**Exercise aim**
All of the records below must be output exactly, with no pictures carried over.

::::::::::

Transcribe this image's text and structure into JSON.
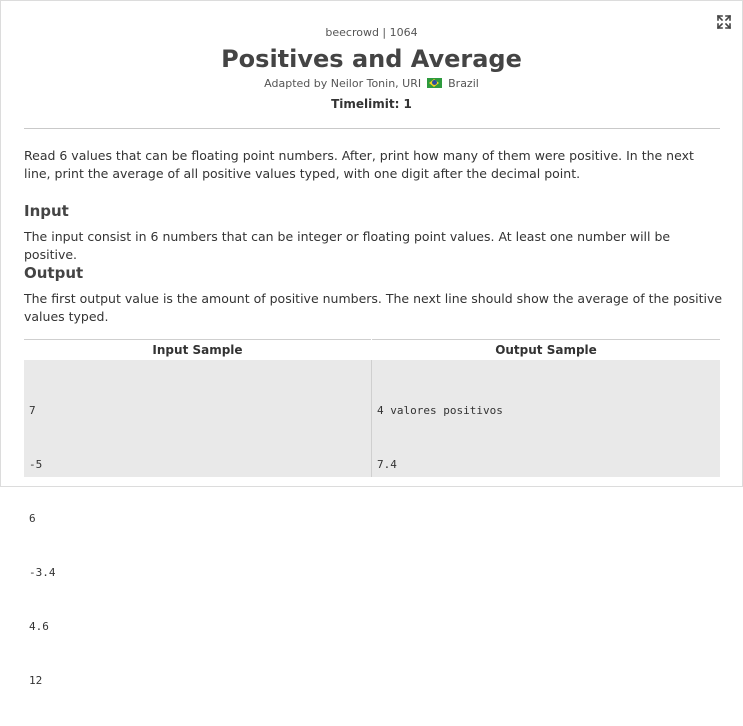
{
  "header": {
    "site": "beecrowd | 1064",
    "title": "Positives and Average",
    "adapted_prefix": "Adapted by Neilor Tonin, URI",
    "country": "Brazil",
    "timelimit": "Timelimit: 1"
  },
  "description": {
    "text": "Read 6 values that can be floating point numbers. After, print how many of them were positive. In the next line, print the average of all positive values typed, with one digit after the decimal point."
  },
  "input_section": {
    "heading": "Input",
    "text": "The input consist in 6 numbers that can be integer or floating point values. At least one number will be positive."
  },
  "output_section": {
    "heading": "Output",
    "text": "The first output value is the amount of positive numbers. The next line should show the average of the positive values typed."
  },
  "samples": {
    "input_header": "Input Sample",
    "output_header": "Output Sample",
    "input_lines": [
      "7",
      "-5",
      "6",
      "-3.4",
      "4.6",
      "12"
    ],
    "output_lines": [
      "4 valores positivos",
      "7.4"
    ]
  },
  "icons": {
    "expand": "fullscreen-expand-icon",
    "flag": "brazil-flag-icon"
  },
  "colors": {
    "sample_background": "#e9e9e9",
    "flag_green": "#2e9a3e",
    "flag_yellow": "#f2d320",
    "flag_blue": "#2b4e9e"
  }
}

::::::::::

**Output for this task**
Transcribe this image's text and structure into JSON.
{
  "header": {
    "site": "beecrowd | 1064",
    "title": "Positives and Average",
    "adapted_prefix": "Adapted by Neilor Tonin, URI",
    "country": "Brazil",
    "timelimit": "Timelimit: 1"
  },
  "description": {
    "text": "Read 6 values that can be floating point numbers. After, print how many of them were positive. In the next line, print the average of all positive values typed, with one digit after the decimal point."
  },
  "input_section": {
    "heading": "Input",
    "text": "The input consist in 6 numbers that can be integer or floating point values. At least one number will be positive."
  },
  "output_section": {
    "heading": "Output",
    "text": "The first output value is the amount of positive numbers. The next line should show the average of the positive values typed."
  },
  "samples": {
    "input_header": "Input Sample",
    "output_header": "Output Sample",
    "input_lines": [
      "7",
      "-5",
      "6",
      "-3.4",
      "4.6",
      "12"
    ],
    "output_lines": [
      "4 valores positivos",
      "7.4"
    ]
  },
  "icons": {
    "expand": "fullscreen-expand-icon",
    "flag": "brazil-flag-icon"
  },
  "colors": {
    "sample_background": "#e9e9e9",
    "flag_green": "#2e9a3e",
    "flag_yellow": "#f2d320",
    "flag_blue": "#2b4e9e"
  }
}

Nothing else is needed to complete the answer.